● **PROBLEM**
Locate each line holding the string "были" and copy it.

● **MATERIAL SUPPLIED**

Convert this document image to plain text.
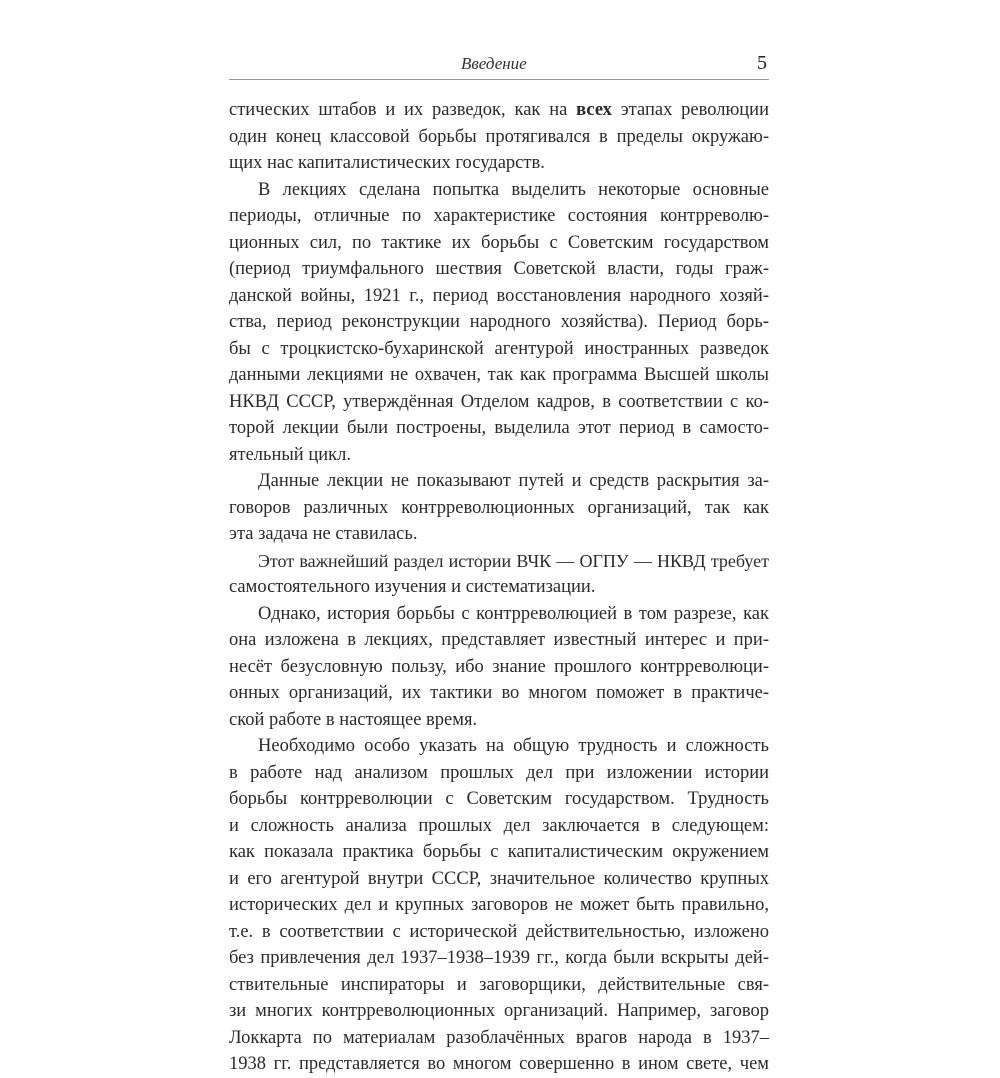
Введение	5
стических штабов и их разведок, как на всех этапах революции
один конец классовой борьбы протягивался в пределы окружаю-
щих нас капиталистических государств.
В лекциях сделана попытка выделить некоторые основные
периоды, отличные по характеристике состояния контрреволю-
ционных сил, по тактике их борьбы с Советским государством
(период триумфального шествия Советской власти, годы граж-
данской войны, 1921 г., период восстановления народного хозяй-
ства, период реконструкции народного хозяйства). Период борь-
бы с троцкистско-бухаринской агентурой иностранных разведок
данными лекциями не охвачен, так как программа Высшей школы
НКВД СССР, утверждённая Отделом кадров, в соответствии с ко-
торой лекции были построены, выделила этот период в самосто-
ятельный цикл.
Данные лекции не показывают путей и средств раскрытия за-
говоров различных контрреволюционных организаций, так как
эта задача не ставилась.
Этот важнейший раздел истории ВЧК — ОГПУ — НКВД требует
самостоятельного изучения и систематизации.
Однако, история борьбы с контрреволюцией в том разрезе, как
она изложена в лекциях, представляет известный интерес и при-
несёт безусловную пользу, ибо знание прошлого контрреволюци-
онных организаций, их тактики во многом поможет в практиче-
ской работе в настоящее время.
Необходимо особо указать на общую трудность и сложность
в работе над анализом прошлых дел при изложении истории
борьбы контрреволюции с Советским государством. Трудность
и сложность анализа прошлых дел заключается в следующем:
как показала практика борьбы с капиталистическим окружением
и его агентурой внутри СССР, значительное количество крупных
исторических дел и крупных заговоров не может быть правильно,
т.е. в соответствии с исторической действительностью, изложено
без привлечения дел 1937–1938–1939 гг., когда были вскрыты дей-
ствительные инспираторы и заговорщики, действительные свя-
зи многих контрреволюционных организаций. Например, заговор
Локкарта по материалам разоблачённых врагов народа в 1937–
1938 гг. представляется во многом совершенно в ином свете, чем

● **REPLY TO THE TASK**
торой лекции были построены, выделила этот период в самосто-
без привлечения дел 1937–1938–1939 гг., когда были вскрыты дей-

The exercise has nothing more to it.